- [Work to complete] Starting with the line with "paragraph-article-3: 第三条 原材料的提供办法及规格、数量、质量：" and going on through the line with "paragraph-contractor: 承揽方： <box>336", write those entries out again with "定作方" replaced by "委托方" and nothing else changed.

Layout element entries:
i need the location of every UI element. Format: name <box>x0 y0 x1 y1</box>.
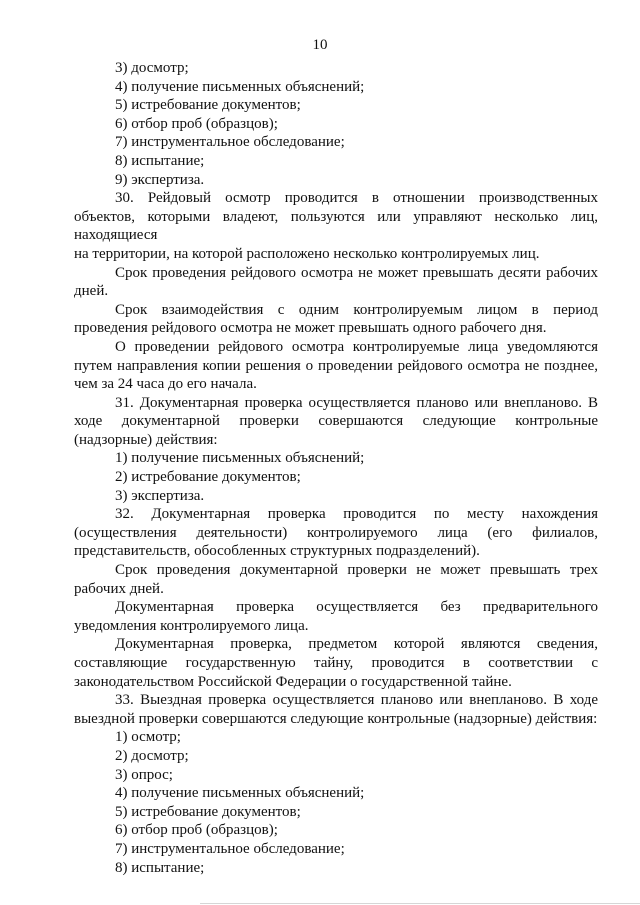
list-item: 4) получение письменных объяснений; <box>115 785 365 802</box>
page-body <box>74 59 598 877</box>
paragraph: О проведении рейдового осмотра контролируемые лица уведомляются путем направления копии решения о проведении рейдового осмотра не позднее, чем за 24 часа до его начала. <box>74 338 598 393</box>
list-item: 5) истребование документов; <box>115 803 301 820</box>
paragraph-32: 32. Документарная проверка проводится по месту нахождения (осуществления деятельности) контролируемого лица (его филиалов, представительств, обособленных структурных подразделений). <box>74 506 598 560</box>
list-item: 3) опрос; <box>115 766 173 783</box>
list-item: 3) экспертиза. <box>115 487 205 504</box>
page-edge-divider <box>200 903 640 904</box>
paragraph: Срок проведения рейдового осмотра не может превышать десяти рабочих дней. <box>74 264 598 300</box>
paragraph-30: 30. Рейдовый осмотр проводится в отношении производственных объектов, которыми владеют, пользуются или управляют несколько лиц, находящиеся <box>74 190 598 244</box>
list-item: 8) испытание; <box>115 152 205 169</box>
list-item: 7) инструментальное обследование; <box>115 840 345 857</box>
paragraph: Срок проведения документарной проверки не может превышать трех рабочих дней. <box>74 562 598 597</box>
list-item: 8) испытание; <box>115 859 205 876</box>
list-item: 5) истребование документов; <box>115 97 301 114</box>
paragraph-31: 31. Документарная проверка осуществляется планово или внепланово. В ходе документарной проверки совершаются следующие контрольные (надзорные) действия: <box>74 394 598 448</box>
paragraph: Документарная проверка, предметом которой являются сведения, составляющие государственную тайну, проводится в соответствии с законодательством Российской Федерации о государственной тайне. <box>74 636 598 690</box>
list-item: 6) отбор проб (образцов); <box>115 822 278 839</box>
list-item: 9) экспертиза. <box>115 171 205 188</box>
paragraph: Срок взаимодействия с одним контролируемым лицом в период проведения рейдового осмотра не может превышать одного рабочего дня. <box>74 301 598 337</box>
list-item: 2) истребование документов; <box>115 469 301 486</box>
list-item: 1) получение письменных объяснений; <box>115 450 365 467</box>
list-item: 7) инструментальное обследование; <box>115 134 345 151</box>
list-item: 1) осмотр; <box>115 729 181 746</box>
paragraph-30-continuation: на территории, на которой расположено несколько контролируемых лиц. <box>74 245 540 262</box>
list-item: 2) досмотр; <box>115 747 189 764</box>
list-item: 4) получение письменных объяснений; <box>115 78 365 95</box>
list-item: 3) досмотр; <box>115 60 189 76</box>
paragraph-33: 33. Выездная проверка осуществляется планово или внепланово. В ходе выездной проверки совершаются следующие контрольные (надзорные) действия: <box>74 692 598 727</box>
page-number: 10 <box>312 37 328 53</box>
paragraph: Документарная проверка осуществляется без предварительного уведомления контролируемого лица. <box>74 599 598 634</box>
list-item: 6) отбор проб (образцов); <box>115 115 278 132</box>
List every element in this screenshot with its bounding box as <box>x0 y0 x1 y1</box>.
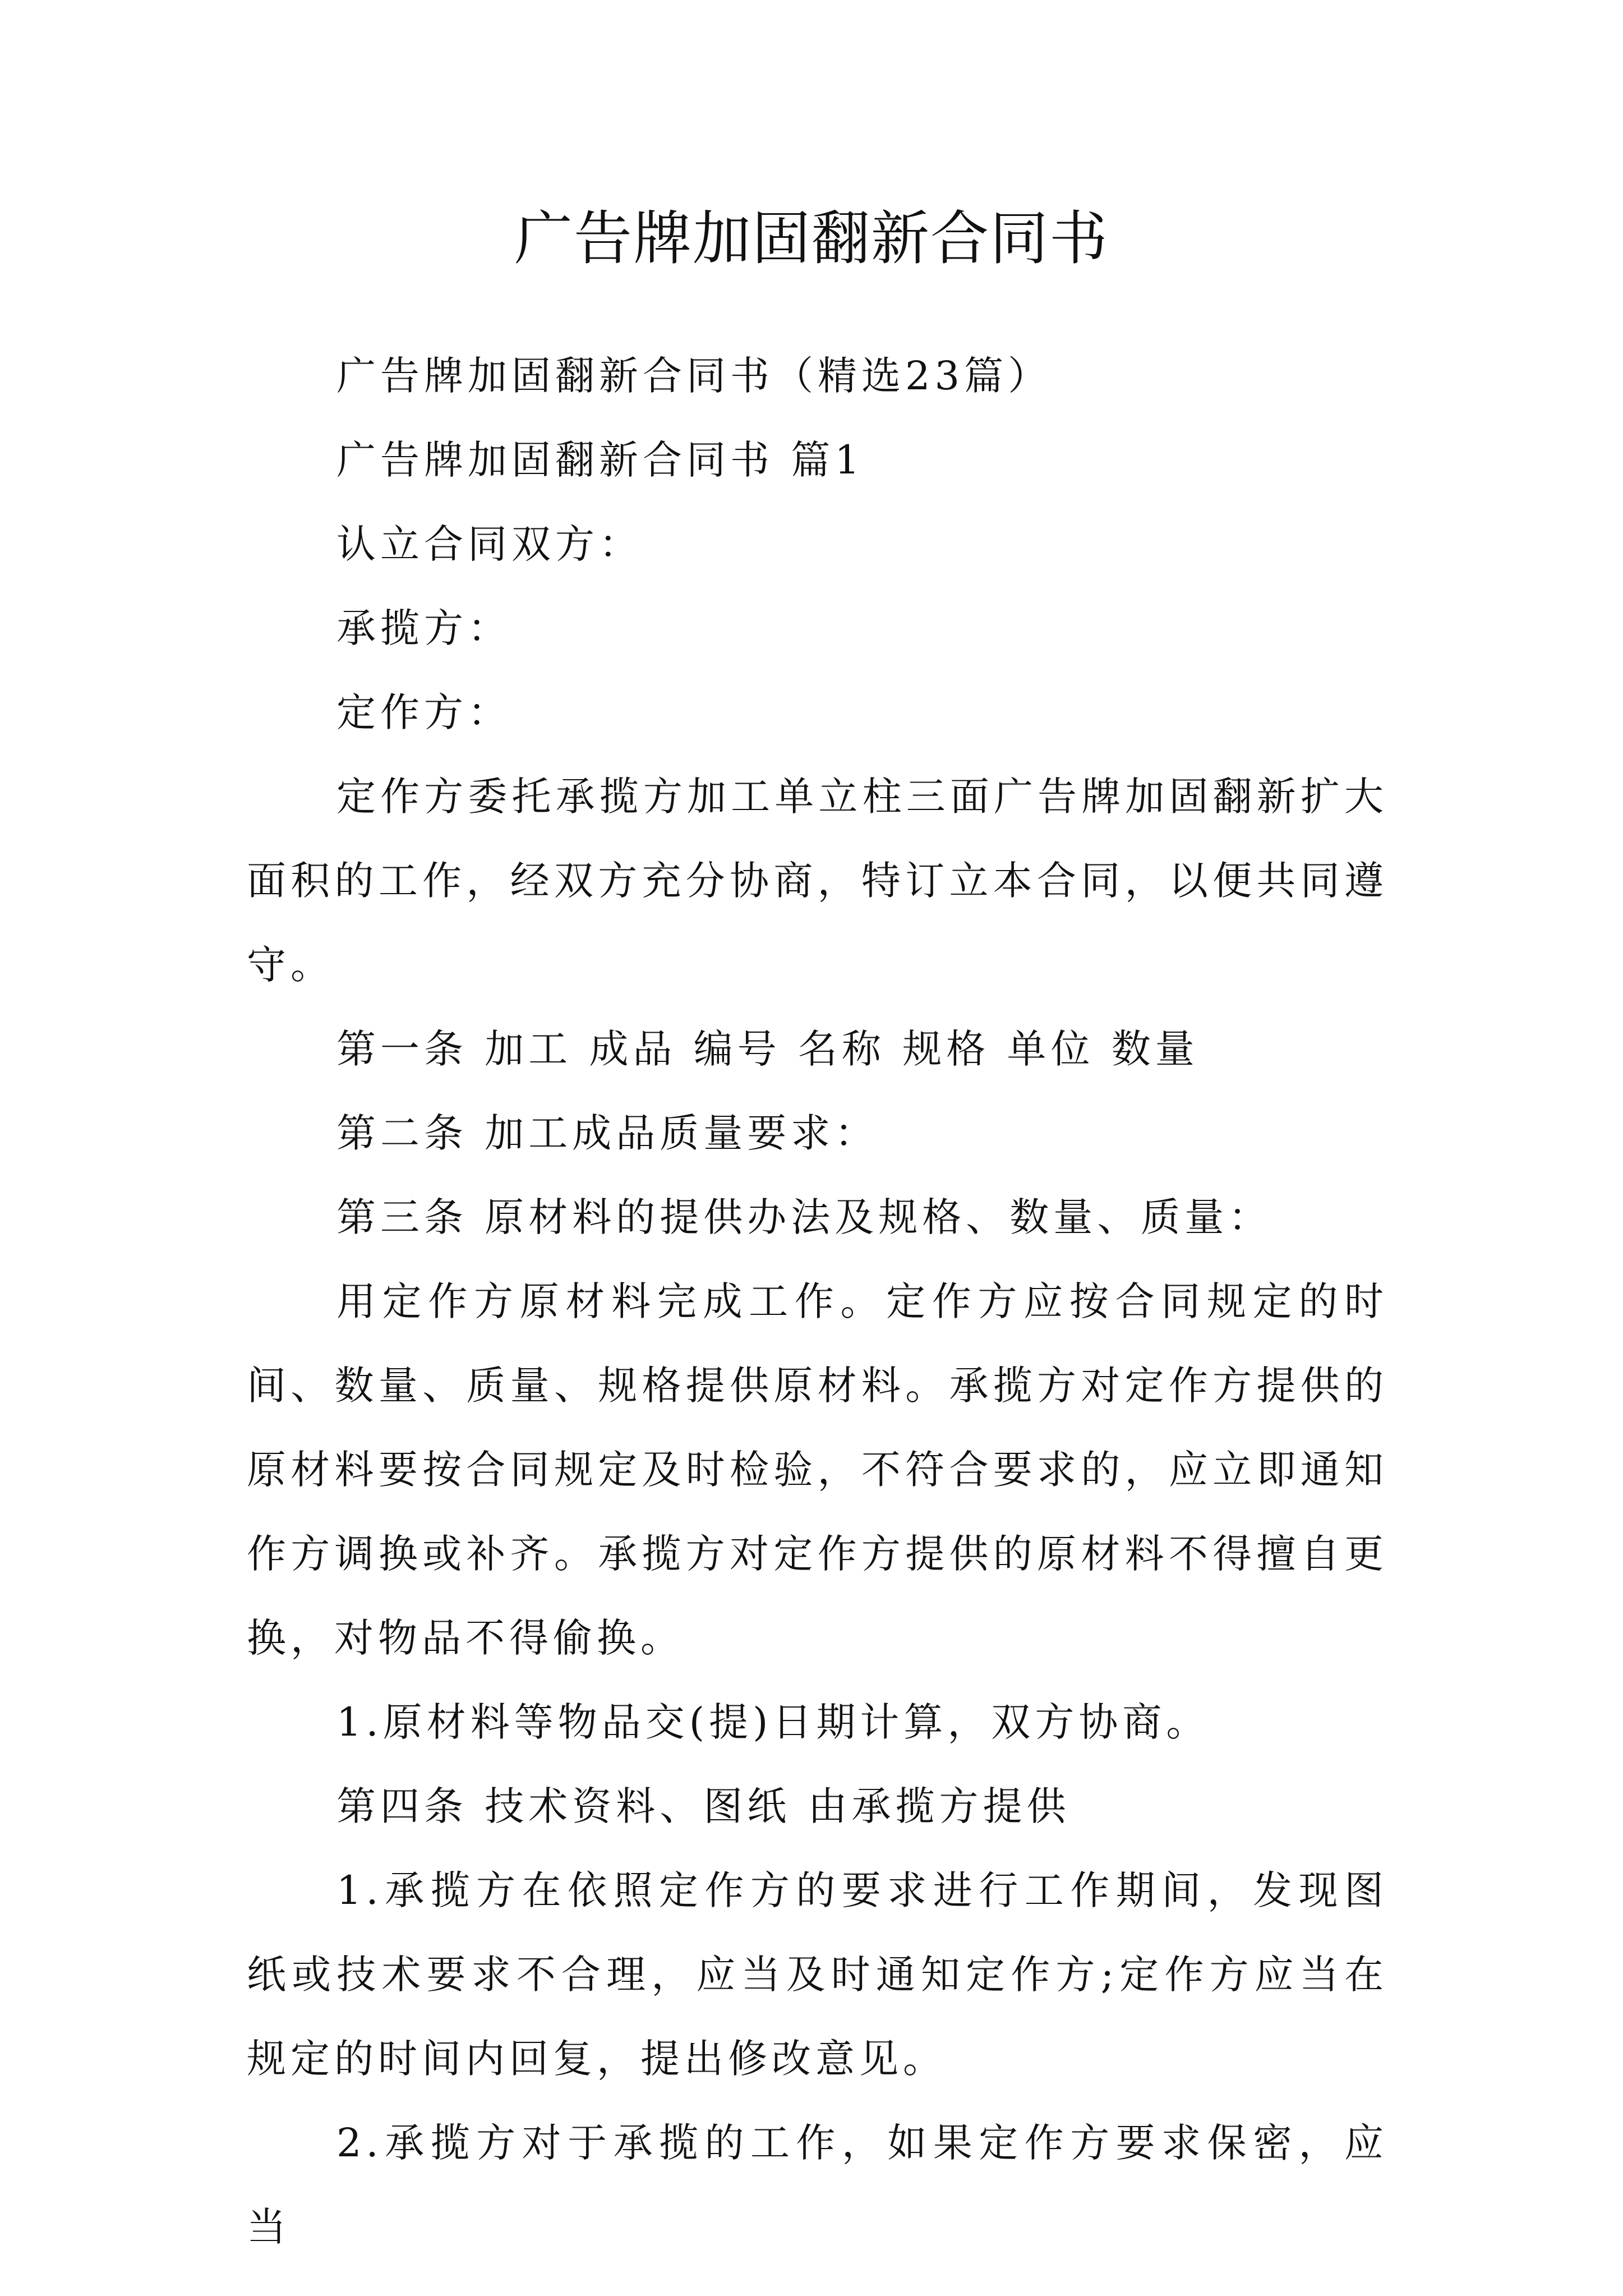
paragraph-article-3: 第三条 原材料的提供办法及规格、数量、质量： <box>336 1194 1272 1240</box>
document-title: 广告牌加固翻新合同书 <box>514 204 1109 273</box>
paragraph-intro: 定作方委托承揽方加工单立柱三面广告牌加固翻新扩大面积的工作，经双方充分协商，特订立本合同，以便共同遵守。 <box>247 774 1388 988</box>
paragraph-article-4-item-2: 2.承揽方对于承揽的工作，如果定作方要求保密，应当 <box>247 2120 1388 2250</box>
paragraph-article-4-item-1: 1.承揽方在依照定作方的要求进行工作期间，发现图纸或技术要求不合理，应当及时通知定作方;定作方应当在规定的时间内回复，提出修改意见。 <box>247 1867 1388 2082</box>
paragraph-parties: 认立合同双方： <box>336 521 643 567</box>
paragraph-client: 定作方： <box>336 689 511 735</box>
paragraph-article-2: 第二条 加工成品质量要求： <box>336 1110 879 1156</box>
document-body <box>247 334 1388 2269</box>
paragraph-subtitle: 广告牌加固翻新合同书（精选23篇） <box>336 353 1052 399</box>
paragraph-contractor: 承揽方： <box>336 605 511 651</box>
paragraph-materials: 用定作方原材料完成工作。定作方应按合同规定的时间、数量、质量、规格提供原材料。承揽方对定作方提供的原材料要按合同规定及时检验，不符合要求的，应立即通知作方调换或补齐。承揽方对定作方提供的原材料不得擅自更换，对物品不得偷换。 <box>247 1278 1388 1661</box>
paragraph-article-1: 第一条 加工 成品 编号 名称 规格 单位 数量 <box>336 1026 1199 1072</box>
paragraph-section-heading: 广告牌加固翻新合同书 篇1 <box>336 437 864 483</box>
paragraph-article-4: 第四条 技术资料、图纸 由承揽方提供 <box>336 1783 1071 1829</box>
paragraph-materials-item-1: 1.原材料等物品交(提)日期计算，双方协商。 <box>336 1699 1210 1745</box>
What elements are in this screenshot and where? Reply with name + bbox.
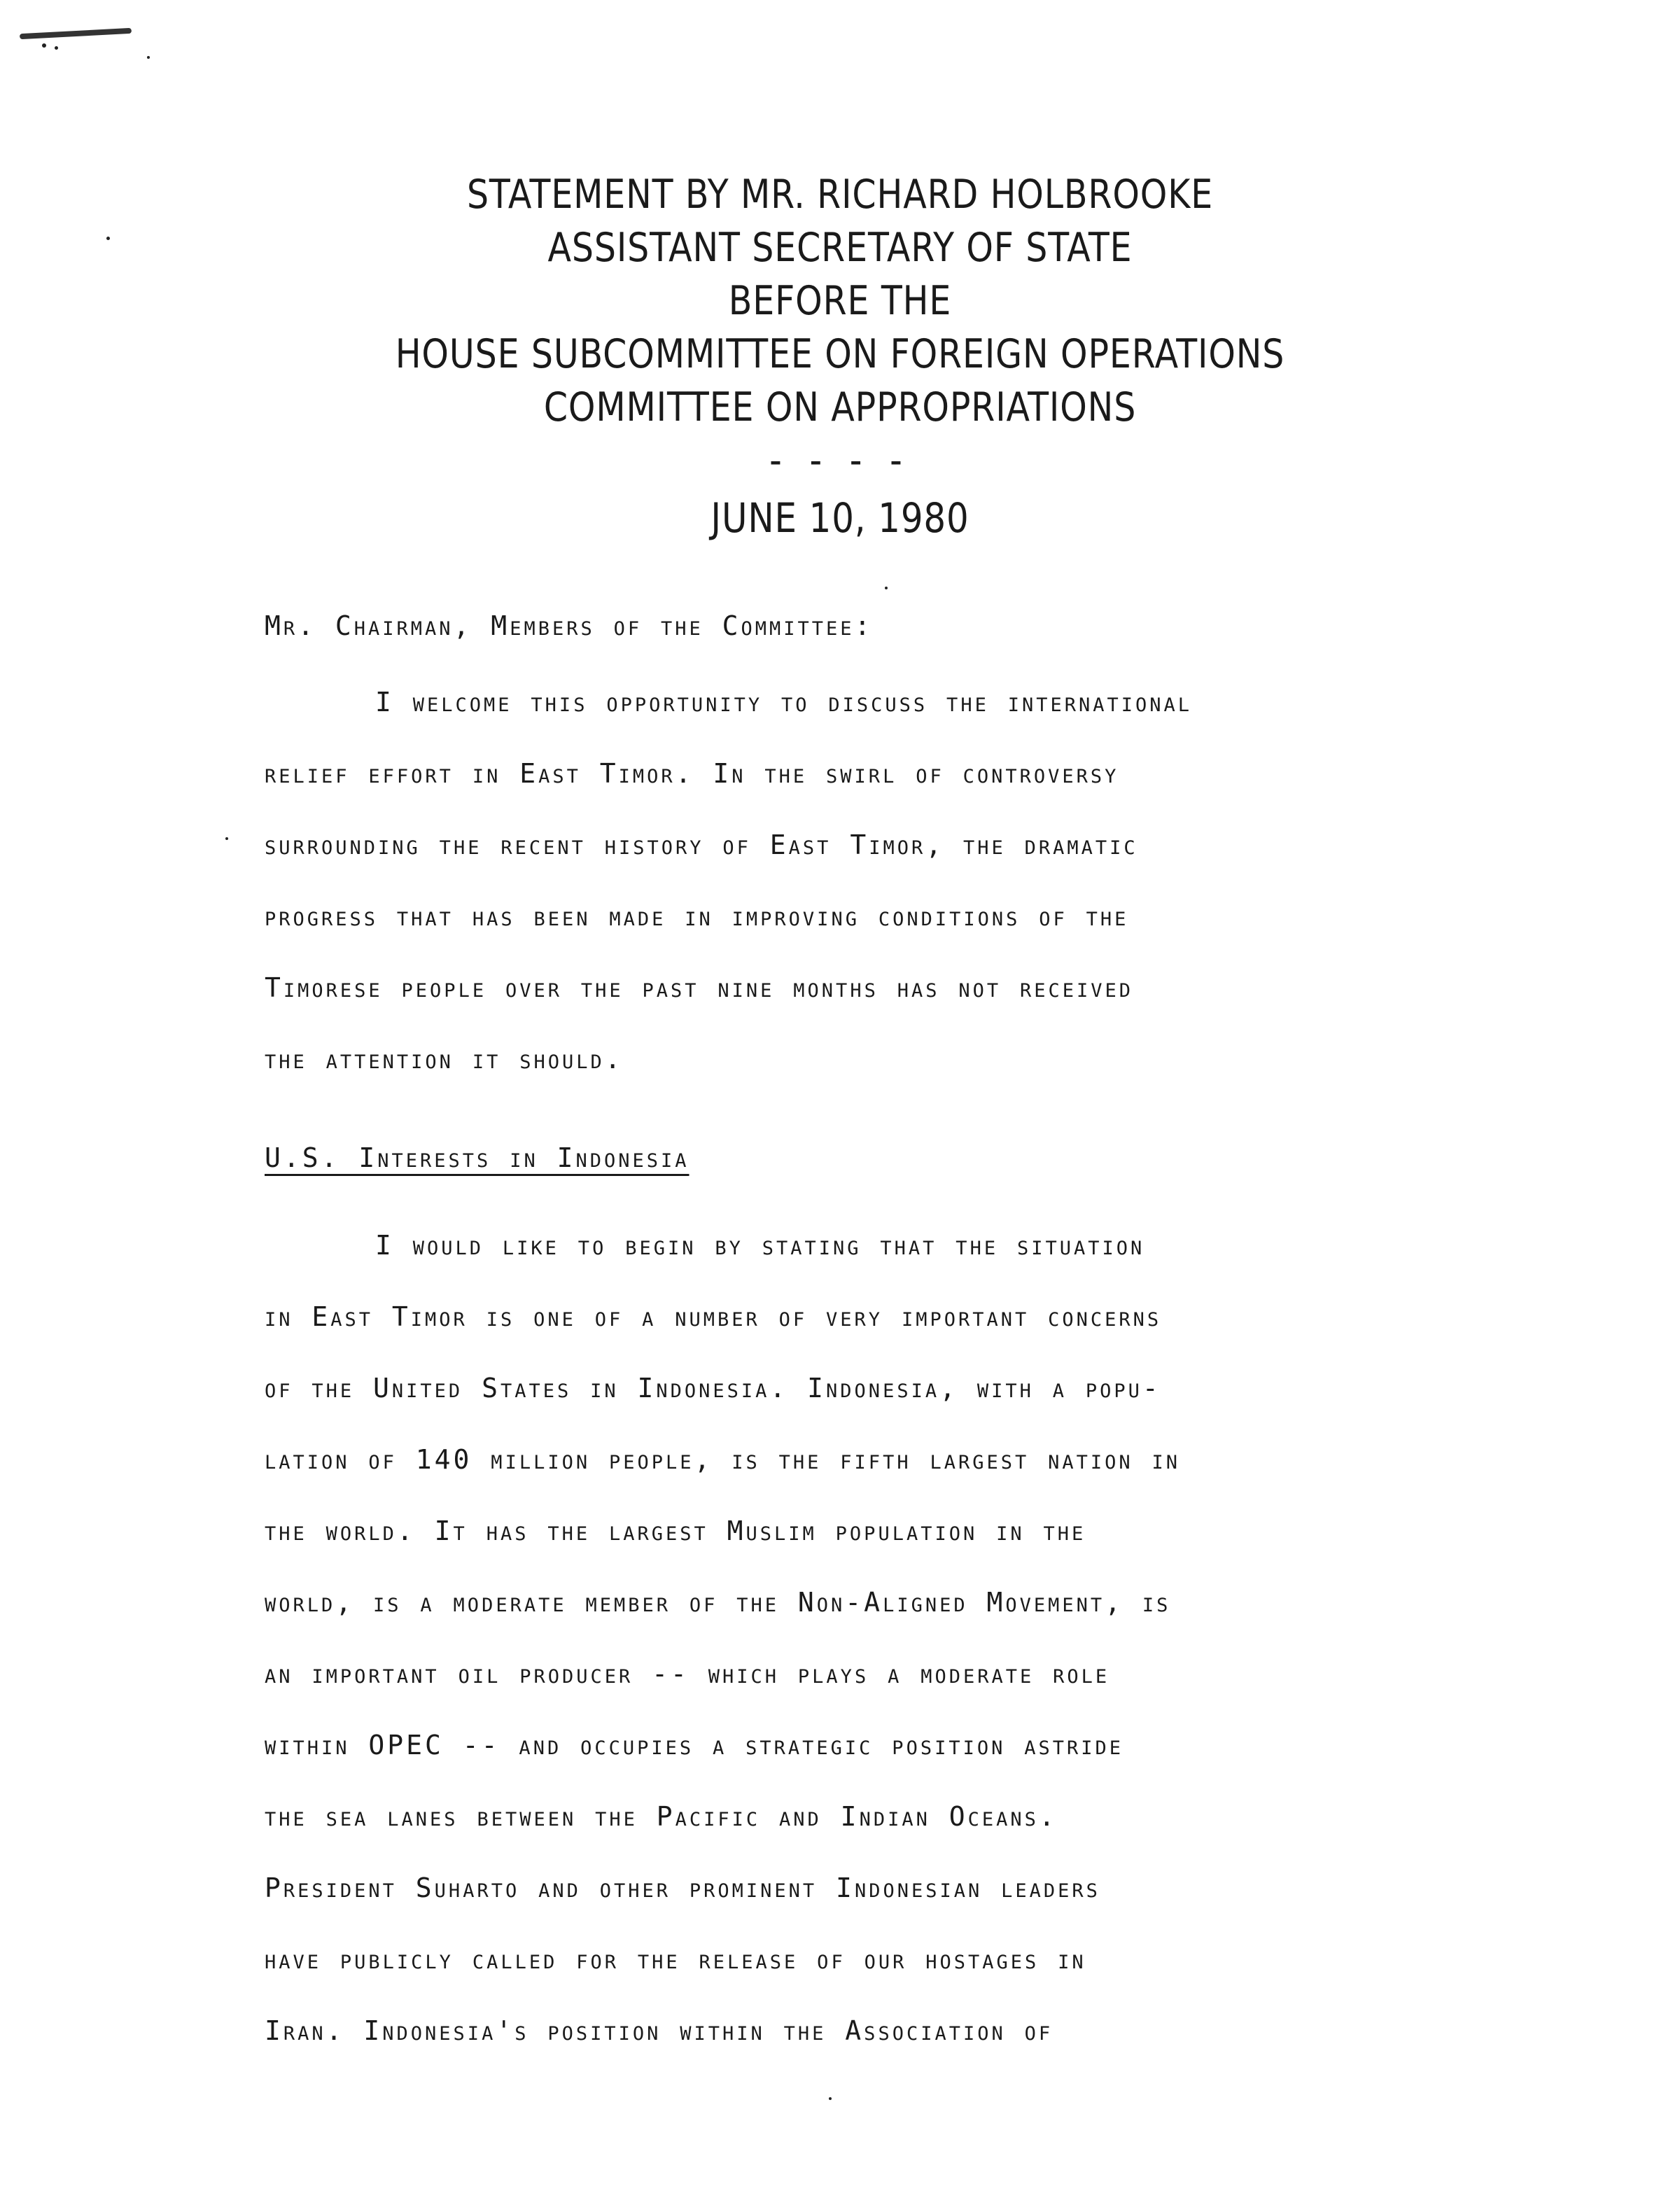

- [Output of the task]
paragraph-article-3: 第三条 原材料的提供办法及规格、数量、质量： <box>336 1194 1272 1240</box>
document-title: 广告牌加固翻新合同书 <box>514 204 1109 273</box>
paragraph-intro: 委托方委托承揽方加工单立柱三面广告牌加固翻新扩大面积的工作，经双方充分协商，特订立本合同，以便共同遵守。 <box>247 774 1388 988</box>
paragraph-article-4-item-2: 2.承揽方对于承揽的工作，如果委托方要求保密，应当 <box>247 2120 1388 2250</box>
paragraph-article-4-item-1: 1.承揽方在依照委托方的要求进行工作期间，发现图纸或技术要求不合理，应当及时通知委托方;委托方应当在规定的时间内回复，提出修改意见。 <box>247 1867 1388 2082</box>
paragraph-parties: 认立合同双方： <box>336 521 643 567</box>
paragraph-client: 委托方： <box>336 689 511 735</box>
paragraph-article-2: 第二条 加工成品质量要求： <box>336 1110 879 1156</box>
document-body <box>247 334 1388 2269</box>
paragraph-subtitle: 广告牌加固翻新合同书（精选23篇） <box>336 353 1052 399</box>
paragraph-contractor: 承揽方： <box>336 605 511 651</box>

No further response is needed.